* _STATED PROBLEM_:
Quote each of the following items verbatim, in full.

Start of RECORD LIST

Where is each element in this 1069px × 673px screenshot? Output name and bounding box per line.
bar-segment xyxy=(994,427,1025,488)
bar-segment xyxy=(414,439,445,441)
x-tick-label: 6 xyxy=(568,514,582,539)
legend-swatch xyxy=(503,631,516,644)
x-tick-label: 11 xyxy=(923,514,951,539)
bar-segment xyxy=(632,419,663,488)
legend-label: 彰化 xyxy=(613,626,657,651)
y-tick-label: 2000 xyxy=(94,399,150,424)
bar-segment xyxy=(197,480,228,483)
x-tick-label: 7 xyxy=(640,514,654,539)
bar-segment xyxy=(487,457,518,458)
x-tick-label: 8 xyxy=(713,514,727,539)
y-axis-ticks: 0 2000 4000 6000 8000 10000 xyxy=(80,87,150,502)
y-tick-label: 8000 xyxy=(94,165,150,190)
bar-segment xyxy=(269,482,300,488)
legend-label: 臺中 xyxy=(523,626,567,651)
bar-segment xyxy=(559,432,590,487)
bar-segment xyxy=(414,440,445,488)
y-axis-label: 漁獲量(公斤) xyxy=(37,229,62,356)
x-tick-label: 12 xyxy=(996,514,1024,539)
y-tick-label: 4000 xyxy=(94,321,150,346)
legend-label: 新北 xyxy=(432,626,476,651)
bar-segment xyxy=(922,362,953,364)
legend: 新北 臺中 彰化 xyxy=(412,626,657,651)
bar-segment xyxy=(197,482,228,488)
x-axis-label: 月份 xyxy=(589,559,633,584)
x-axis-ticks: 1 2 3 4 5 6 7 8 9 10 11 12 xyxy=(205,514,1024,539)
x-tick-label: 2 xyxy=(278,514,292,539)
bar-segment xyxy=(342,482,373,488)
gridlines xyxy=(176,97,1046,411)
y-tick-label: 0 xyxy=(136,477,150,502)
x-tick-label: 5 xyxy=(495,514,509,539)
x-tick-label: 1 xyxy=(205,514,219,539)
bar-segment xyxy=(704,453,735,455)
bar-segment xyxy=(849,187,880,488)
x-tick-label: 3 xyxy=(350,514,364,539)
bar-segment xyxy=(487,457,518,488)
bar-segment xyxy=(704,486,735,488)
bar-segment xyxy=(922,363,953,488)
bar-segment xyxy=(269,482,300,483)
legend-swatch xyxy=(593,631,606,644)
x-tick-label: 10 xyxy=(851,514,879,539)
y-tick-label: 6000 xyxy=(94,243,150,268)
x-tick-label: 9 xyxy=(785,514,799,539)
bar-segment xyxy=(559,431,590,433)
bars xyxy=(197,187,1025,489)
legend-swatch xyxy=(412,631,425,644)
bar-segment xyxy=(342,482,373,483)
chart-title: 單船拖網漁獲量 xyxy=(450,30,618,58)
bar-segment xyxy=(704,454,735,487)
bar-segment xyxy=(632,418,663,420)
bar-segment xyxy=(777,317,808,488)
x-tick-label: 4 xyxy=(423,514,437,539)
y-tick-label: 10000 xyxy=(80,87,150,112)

End of RECORD LIST

* _OUTPUT BELOW_:
Where is each element in this 1069px × 673px screenshot? Output name and bounding box per line.
bar-segment xyxy=(994,427,1025,488)
bar-segment xyxy=(414,439,445,441)
x-tick-label: 6 xyxy=(568,514,582,539)
legend-swatch xyxy=(503,631,516,644)
x-tick-label: 11 xyxy=(923,514,951,539)
bar-segment xyxy=(632,419,663,488)
legend-label: 彰化 xyxy=(613,626,657,651)
y-tick-label: 2000 xyxy=(94,399,150,424)
bar-segment xyxy=(197,480,228,483)
x-tick-label: 7 xyxy=(640,514,654,539)
bar-segment xyxy=(487,457,518,458)
x-tick-label: 8 xyxy=(713,514,727,539)
y-axis-ticks: 0 2000 4000 6000 8000 10000 xyxy=(80,87,150,502)
y-tick-label: 8000 xyxy=(94,165,150,190)
bar-segment xyxy=(269,482,300,488)
legend-label: 臺中 xyxy=(523,626,567,651)
bar-segment xyxy=(559,432,590,487)
bar-segment xyxy=(414,440,445,488)
y-axis-label: 漁獲量(公斤) xyxy=(37,229,62,356)
x-tick-label: 12 xyxy=(996,514,1024,539)
y-tick-label: 4000 xyxy=(94,321,150,346)
legend-label: 新北 xyxy=(432,626,476,651)
bar-segment xyxy=(922,362,953,364)
legend: 新北 臺中 彰化 xyxy=(412,626,657,651)
bar-segment xyxy=(197,482,228,488)
x-axis-label: 月份 xyxy=(589,559,633,584)
x-axis-ticks: 1 2 3 4 5 6 7 8 9 10 11 12 xyxy=(205,514,1024,539)
x-tick-label: 2 xyxy=(278,514,292,539)
bar-segment xyxy=(342,482,373,488)
gridlines xyxy=(176,97,1046,411)
y-tick-label: 0 xyxy=(136,477,150,502)
x-tick-label: 5 xyxy=(495,514,509,539)
x-tick-label: 1 xyxy=(205,514,219,539)
bar-segment xyxy=(704,453,735,455)
bar-segment xyxy=(849,187,880,488)
x-tick-label: 3 xyxy=(350,514,364,539)
bar-segment xyxy=(487,457,518,488)
bar-segment xyxy=(704,486,735,488)
bar-segment xyxy=(922,363,953,488)
bar-segment xyxy=(269,482,300,483)
legend-swatch xyxy=(593,631,606,644)
x-tick-label: 10 xyxy=(851,514,879,539)
y-tick-label: 6000 xyxy=(94,243,150,268)
x-tick-label: 9 xyxy=(785,514,799,539)
bar-segment xyxy=(559,431,590,433)
bars xyxy=(197,187,1025,489)
legend-swatch xyxy=(412,631,425,644)
bar-segment xyxy=(342,482,373,483)
chart-title: 單船拖網漁獲量 xyxy=(450,30,618,58)
bar-segment xyxy=(704,454,735,487)
bar-segment xyxy=(632,418,663,420)
bar-segment xyxy=(777,317,808,488)
x-tick-label: 4 xyxy=(423,514,437,539)
y-tick-label: 10000 xyxy=(80,87,150,112)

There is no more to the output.